-- START OF STORED RECORDS --

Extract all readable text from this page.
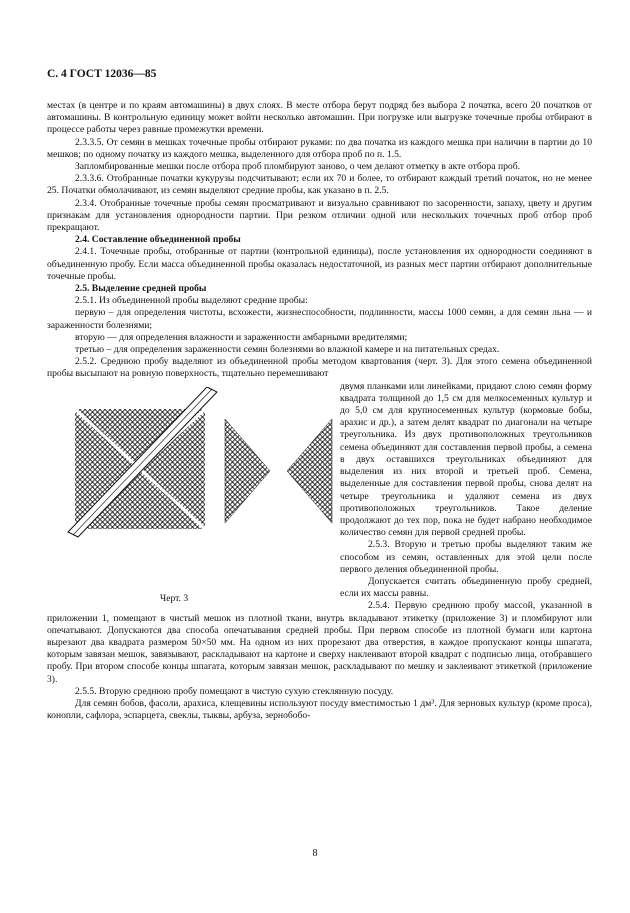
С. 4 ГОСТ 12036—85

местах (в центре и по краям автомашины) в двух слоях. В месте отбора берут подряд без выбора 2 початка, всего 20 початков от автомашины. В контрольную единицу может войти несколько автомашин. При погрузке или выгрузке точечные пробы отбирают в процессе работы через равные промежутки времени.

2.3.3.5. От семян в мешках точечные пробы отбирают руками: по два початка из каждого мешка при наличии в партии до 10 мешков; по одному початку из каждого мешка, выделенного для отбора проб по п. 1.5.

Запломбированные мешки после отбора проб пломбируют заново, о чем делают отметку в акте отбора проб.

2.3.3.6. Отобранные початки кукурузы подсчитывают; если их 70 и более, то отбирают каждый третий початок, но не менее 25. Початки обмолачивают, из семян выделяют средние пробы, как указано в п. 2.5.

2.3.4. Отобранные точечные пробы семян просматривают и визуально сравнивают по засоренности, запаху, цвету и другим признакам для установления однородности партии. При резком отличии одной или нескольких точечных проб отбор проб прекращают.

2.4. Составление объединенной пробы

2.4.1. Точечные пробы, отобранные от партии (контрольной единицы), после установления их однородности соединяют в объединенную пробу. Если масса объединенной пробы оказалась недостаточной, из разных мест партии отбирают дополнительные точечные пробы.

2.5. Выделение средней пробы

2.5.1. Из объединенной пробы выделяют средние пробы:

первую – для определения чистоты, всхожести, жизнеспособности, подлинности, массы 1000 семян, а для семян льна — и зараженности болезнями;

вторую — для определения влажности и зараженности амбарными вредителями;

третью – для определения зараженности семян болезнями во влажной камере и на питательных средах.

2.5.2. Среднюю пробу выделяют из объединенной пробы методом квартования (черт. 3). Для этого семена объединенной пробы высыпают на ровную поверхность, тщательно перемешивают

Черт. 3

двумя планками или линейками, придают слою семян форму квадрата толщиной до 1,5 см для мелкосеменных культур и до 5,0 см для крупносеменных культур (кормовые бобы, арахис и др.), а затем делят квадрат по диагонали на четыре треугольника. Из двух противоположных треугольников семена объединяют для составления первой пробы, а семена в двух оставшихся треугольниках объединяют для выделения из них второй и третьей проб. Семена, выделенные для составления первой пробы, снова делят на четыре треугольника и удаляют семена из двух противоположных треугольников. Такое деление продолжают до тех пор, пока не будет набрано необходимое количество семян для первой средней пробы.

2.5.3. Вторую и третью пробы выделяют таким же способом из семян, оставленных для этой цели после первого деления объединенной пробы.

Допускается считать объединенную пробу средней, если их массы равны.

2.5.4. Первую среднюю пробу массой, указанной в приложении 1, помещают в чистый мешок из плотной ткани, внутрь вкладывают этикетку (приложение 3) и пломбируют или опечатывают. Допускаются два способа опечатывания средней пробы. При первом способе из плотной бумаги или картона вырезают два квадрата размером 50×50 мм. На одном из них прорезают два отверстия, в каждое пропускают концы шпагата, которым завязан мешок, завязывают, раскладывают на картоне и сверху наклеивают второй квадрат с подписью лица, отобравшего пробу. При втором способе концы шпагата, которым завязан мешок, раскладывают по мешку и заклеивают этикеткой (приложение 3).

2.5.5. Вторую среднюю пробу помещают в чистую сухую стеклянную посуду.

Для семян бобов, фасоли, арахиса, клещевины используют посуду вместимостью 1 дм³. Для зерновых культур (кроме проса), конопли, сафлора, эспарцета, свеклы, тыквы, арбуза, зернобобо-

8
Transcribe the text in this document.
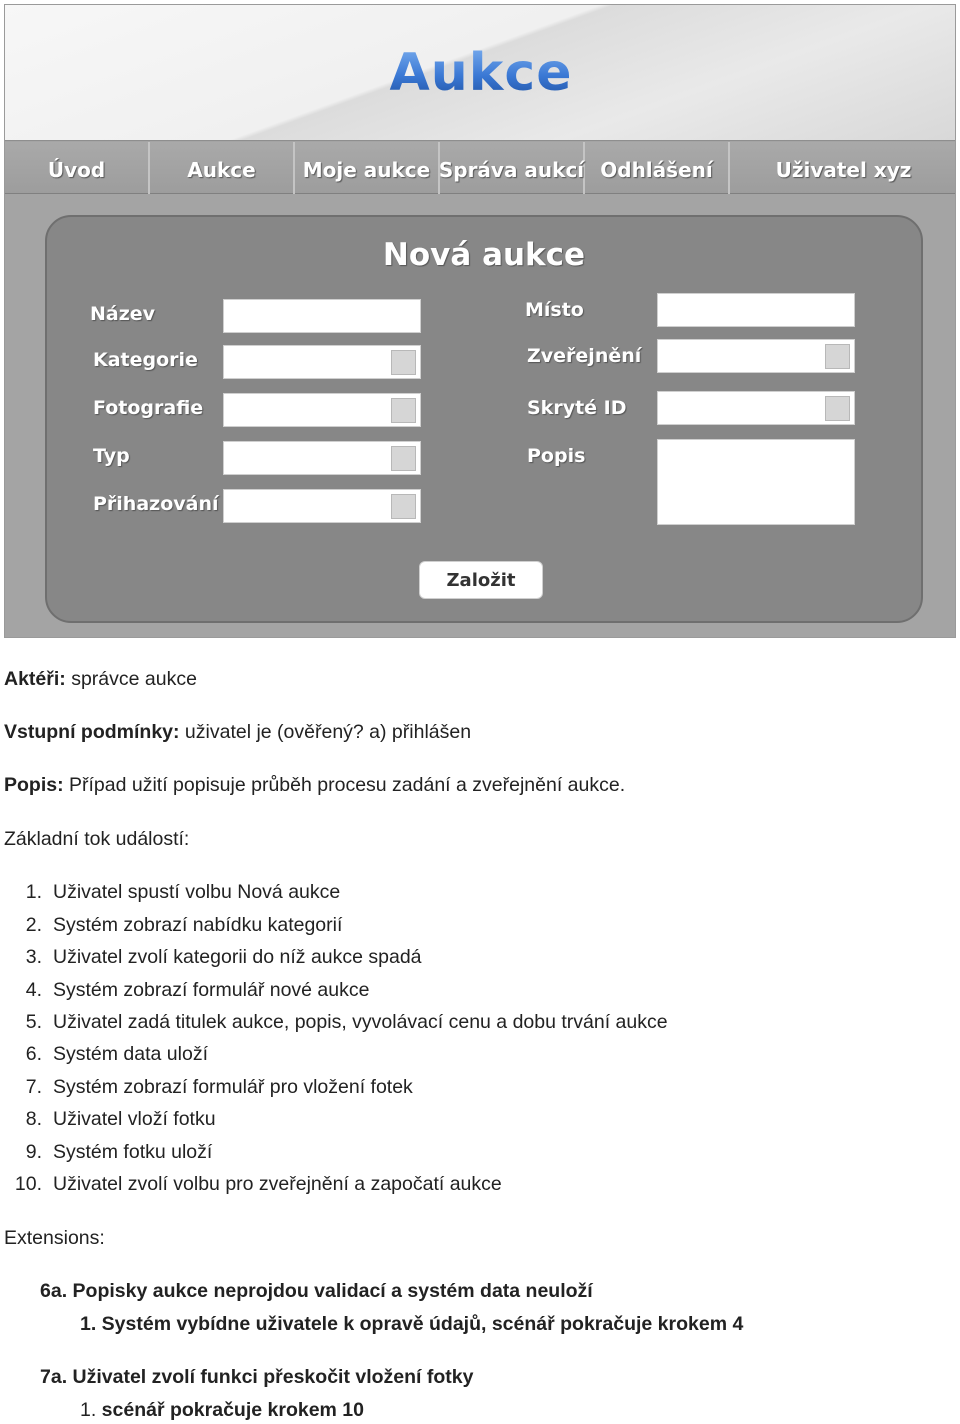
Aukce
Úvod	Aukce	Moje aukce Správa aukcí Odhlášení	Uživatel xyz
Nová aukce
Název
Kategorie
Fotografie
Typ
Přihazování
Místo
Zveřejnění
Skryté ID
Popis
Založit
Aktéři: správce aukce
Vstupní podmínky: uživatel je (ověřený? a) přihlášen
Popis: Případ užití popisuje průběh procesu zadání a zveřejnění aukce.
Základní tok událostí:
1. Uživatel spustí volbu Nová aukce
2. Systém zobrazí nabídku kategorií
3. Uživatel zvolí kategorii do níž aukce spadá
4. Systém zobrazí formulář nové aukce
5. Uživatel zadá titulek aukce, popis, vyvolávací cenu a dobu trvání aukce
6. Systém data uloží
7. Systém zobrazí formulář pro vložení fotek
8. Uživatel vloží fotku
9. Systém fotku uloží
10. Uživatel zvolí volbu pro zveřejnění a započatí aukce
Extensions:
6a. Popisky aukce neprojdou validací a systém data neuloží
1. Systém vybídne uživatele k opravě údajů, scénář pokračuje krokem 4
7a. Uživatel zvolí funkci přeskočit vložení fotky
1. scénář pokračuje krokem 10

-- END OF STORED RECORDS --

■ DIRECTIVE ■
Check each line of the entries above for the word "scénář". List the ones that have it.

■ EXERCISE OUTPUT ■
1. Systém vybídne uživatele k opravě údajů, scénář pokračuje krokem 4
1. scénář pokračuje krokem 10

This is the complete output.